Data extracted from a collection
[START]

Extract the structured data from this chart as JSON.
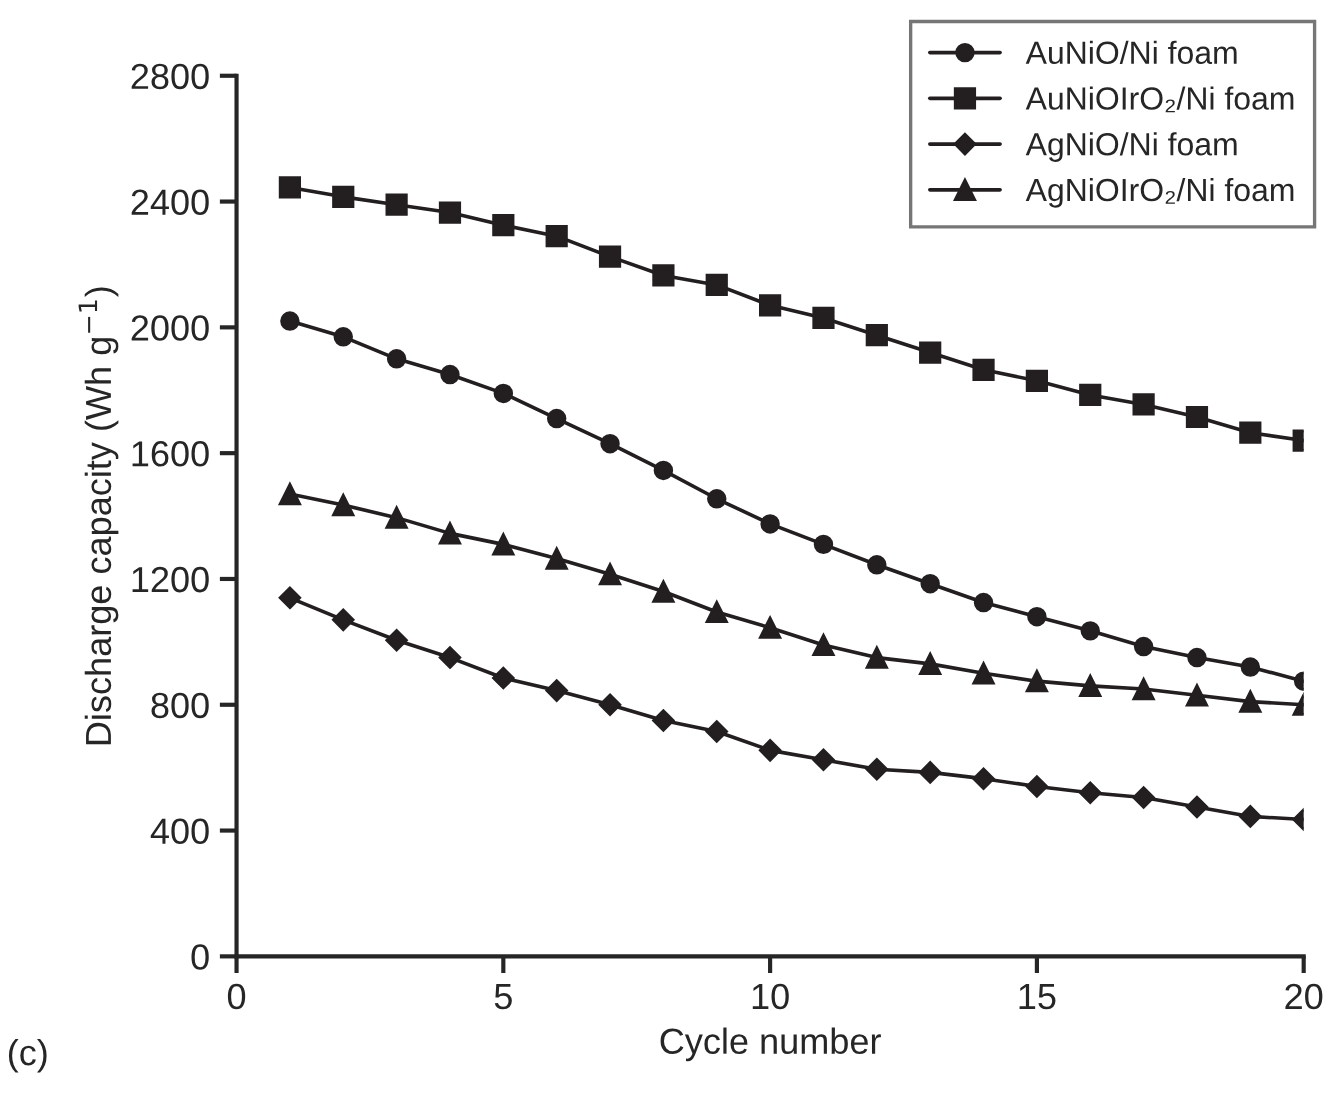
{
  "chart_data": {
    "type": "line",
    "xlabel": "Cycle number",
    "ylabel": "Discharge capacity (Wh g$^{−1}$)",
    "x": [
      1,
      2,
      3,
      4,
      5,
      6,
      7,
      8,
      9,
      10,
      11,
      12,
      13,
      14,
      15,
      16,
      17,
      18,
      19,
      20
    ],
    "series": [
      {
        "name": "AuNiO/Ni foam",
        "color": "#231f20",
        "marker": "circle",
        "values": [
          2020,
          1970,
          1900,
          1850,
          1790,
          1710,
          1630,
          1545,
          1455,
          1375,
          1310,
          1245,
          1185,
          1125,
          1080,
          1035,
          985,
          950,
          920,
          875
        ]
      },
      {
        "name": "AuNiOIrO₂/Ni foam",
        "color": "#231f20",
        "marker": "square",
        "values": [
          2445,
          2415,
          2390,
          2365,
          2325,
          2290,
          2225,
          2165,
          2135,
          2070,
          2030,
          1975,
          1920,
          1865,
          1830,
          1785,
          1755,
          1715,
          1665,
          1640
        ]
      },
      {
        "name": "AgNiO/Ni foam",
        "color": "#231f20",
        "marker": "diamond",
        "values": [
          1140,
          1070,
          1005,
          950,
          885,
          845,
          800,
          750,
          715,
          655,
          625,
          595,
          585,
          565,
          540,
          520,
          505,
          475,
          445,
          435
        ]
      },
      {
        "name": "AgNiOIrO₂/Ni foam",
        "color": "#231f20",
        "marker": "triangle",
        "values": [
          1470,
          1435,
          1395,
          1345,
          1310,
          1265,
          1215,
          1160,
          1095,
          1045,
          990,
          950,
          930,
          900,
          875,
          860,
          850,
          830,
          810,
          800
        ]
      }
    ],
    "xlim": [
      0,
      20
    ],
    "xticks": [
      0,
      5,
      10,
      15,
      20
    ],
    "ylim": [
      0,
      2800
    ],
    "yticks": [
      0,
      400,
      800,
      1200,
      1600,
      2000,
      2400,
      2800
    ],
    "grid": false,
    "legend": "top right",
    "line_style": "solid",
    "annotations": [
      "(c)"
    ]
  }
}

[END]

### Objective:
Write the records out again in full, exactly, and skip every picture.

### Full answer:
Extract the structured data from this chart as JSON.
{
  "chart_data": {
    "type": "line",
    "xlabel": "Cycle number",
    "ylabel": "Discharge capacity (Wh g$^{−1}$)",
    "x": [
      1,
      2,
      3,
      4,
      5,
      6,
      7,
      8,
      9,
      10,
      11,
      12,
      13,
      14,
      15,
      16,
      17,
      18,
      19,
      20
    ],
    "series": [
      {
        "name": "AuNiO/Ni foam",
        "color": "#231f20",
        "marker": "circle",
        "values": [
          2020,
          1970,
          1900,
          1850,
          1790,
          1710,
          1630,
          1545,
          1455,
          1375,
          1310,
          1245,
          1185,
          1125,
          1080,
          1035,
          985,
          950,
          920,
          875
        ]
      },
      {
        "name": "AuNiOIrO₂/Ni foam",
        "color": "#231f20",
        "marker": "square",
        "values": [
          2445,
          2415,
          2390,
          2365,
          2325,
          2290,
          2225,
          2165,
          2135,
          2070,
          2030,
          1975,
          1920,
          1865,
          1830,
          1785,
          1755,
          1715,
          1665,
          1640
        ]
      },
      {
        "name": "AgNiO/Ni foam",
        "color": "#231f20",
        "marker": "diamond",
        "values": [
          1140,
          1070,
          1005,
          950,
          885,
          845,
          800,
          750,
          715,
          655,
          625,
          595,
          585,
          565,
          540,
          520,
          505,
          475,
          445,
          435
        ]
      },
      {
        "name": "AgNiOIrO₂/Ni foam",
        "color": "#231f20",
        "marker": "triangle",
        "values": [
          1470,
          1435,
          1395,
          1345,
          1310,
          1265,
          1215,
          1160,
          1095,
          1045,
          990,
          950,
          930,
          900,
          875,
          860,
          850,
          830,
          810,
          800
        ]
      }
    ],
    "xlim": [
      0,
      20
    ],
    "xticks": [
      0,
      5,
      10,
      15,
      20
    ],
    "ylim": [
      0,
      2800
    ],
    "yticks": [
      0,
      400,
      800,
      1200,
      1600,
      2000,
      2400,
      2800
    ],
    "grid": false,
    "legend": "top right",
    "line_style": "solid",
    "annotations": [
      "(c)"
    ]
  }
}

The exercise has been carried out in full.